* Task brief *
Can you convert all the data below into a two-column CSV with the headers input_text and answer_text, one row per block? Put each value in a single quoted field and replace its line breaks with spaces.
>>>>
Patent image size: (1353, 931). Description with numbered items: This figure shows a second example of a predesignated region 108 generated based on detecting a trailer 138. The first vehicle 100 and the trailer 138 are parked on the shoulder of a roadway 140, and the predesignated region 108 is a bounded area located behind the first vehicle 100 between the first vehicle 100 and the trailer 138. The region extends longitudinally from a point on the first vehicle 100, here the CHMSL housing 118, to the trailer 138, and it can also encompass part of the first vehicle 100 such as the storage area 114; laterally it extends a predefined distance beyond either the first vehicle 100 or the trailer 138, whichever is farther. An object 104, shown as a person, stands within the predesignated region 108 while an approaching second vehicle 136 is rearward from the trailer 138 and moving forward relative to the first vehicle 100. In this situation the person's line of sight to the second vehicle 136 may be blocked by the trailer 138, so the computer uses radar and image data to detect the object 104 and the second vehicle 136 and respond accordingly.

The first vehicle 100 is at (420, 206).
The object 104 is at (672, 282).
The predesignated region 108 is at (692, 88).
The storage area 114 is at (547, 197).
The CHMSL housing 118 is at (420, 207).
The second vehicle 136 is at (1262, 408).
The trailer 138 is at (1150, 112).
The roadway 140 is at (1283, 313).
<<<<
* Solution to this problem *
input_text,answer_text
"Patent image size: (1353, 931). Description with numbered items: This figure shows a second example of a predesignated region 108 generated based on detecting a trailer 138. The first vehicle 100 and the trailer 138 are parked on the shoulder of a roadway 140, and the predesignated region 108 is a bounded area located behind the first vehicle 100 between the first vehicle 100 and the trailer 138. The region extends longitudinally from a point on the first vehicle 100, here the CHMSL housing 118, to the trailer 138, and it can also encompass part of the first vehicle 100 such as the storage area 114; laterally it extends a predefined distance beyond either the first vehicle 100 or the trailer 138, whichever is farther. An object 104, shown as a person, stands within the predesignated region 108 while an approaching second vehicle 136 is rearward from the trailer 138 and moving forward relative to the first vehicle 100. In this situation the person's line of sight to the second vehicle 136 may be blocked by the trailer 138, so the computer uses radar and image data to detect the object 104 and the second vehicle 136 and respond accordingly.","The first vehicle 100 is at (420, 206). The object 104 is at (672, 282). The predesignated region 108 is at (692, 88). The storage area 114 is at (547, 197). The CHMSL housing 118 is at (420, 207). The second vehicle 136 is at (1262, 408). The trailer 138 is at (1150, 112). The roadway 140 is at (1283, 313)."